» WHAT THE TASK REQUIRES:
Copy out each line exactly as it appears.

** Start RECORDS SUPPLIED **

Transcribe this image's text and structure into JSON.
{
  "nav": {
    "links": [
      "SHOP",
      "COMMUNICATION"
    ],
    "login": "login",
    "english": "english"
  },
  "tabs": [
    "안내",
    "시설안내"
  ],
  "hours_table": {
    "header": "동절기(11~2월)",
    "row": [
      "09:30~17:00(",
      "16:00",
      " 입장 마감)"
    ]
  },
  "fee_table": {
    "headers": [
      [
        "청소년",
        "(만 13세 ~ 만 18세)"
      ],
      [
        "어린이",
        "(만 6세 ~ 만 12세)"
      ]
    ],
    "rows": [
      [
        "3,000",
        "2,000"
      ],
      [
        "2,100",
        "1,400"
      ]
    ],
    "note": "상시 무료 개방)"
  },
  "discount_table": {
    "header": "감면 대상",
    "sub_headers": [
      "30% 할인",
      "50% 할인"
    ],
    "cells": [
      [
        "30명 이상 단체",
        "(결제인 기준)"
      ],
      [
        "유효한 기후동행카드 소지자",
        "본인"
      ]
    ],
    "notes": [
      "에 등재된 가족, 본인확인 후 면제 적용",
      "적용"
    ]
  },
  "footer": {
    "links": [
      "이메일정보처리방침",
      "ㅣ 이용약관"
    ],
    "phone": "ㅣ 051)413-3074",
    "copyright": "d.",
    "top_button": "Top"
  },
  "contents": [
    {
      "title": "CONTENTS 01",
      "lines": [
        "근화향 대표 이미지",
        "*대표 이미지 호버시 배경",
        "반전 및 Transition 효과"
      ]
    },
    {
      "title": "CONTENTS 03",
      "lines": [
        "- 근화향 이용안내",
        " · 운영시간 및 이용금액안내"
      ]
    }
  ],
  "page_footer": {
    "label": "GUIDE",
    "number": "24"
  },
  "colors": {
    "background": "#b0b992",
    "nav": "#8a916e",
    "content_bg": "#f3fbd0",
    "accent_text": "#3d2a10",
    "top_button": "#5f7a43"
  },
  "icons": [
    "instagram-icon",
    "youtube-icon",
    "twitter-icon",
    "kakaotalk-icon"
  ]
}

** End RECORDS SUPPLIED **

» OUTPUT OF THE EXERCISE:
Transcribe this image's text and structure into JSON.
{
  "nav": {
    "links": [
      "SHOP",
      "COMMUNICATION"
    ],
    "login": "login",
    "english": "english"
  },
  "tabs": [
    "안내",
    "시설안내"
  ],
  "hours_table": {
    "header": "동절기(11~2월)",
    "row": [
      "09:30~17:00(",
      "16:00",
      " 입장 마감)"
    ]
  },
  "fee_table": {
    "headers": [
      [
        "청소년",
        "(만 13세 ~ 만 18세)"
      ],
      [
        "어린이",
        "(만 6세 ~ 만 12세)"
      ]
    ],
    "rows": [
      [
        "3,000",
        "2,000"
      ],
      [
        "2,100",
        "1,400"
      ]
    ],
    "note": "상시 무료 개방)"
  },
  "discount_table": {
    "header": "감면 대상",
    "sub_headers": [
      "30% 할인",
      "50% 할인"
    ],
    "cells": [
      [
        "30명 이상 단체",
        "(결제인 기준)"
      ],
      [
        "유효한 기후동행카드 소지자",
        "본인"
      ]
    ],
    "notes": [
      "에 등재된 가족, 본인확인 후 면제 적용",
      "적용"
    ]
  },
  "footer": {
    "links": [
      "이메일정보처리방침",
      "ㅣ 이용약관"
    ],
    "phone": "ㅣ 051)413-3074",
    "copyright": "d.",
    "top_button": "Top"
  },
  "contents": [
    {
      "title": "CONTENTS 01",
      "lines": [
        "근화향 대표 이미지",
        "*대표 이미지 호버시 배경",
        "반전 및 Transition 효과"
      ]
    },
    {
      "title": "CONTENTS 03",
      "lines": [
        "- 근화향 이용안내",
        " · 운영시간 및 이용금액안내"
      ]
    }
  ],
  "page_footer": {
    "label": "GUIDE",
    "number": "24"
  },
  "colors": {
    "background": "#b0b992",
    "nav": "#8a916e",
    "content_bg": "#f3fbd0",
    "accent_text": "#3d2a10",
    "top_button": "#5f7a43"
  },
  "icons": [
    "instagram-icon",
    "youtube-icon",
    "twitter-icon",
    "kakaotalk-icon"
  ]
}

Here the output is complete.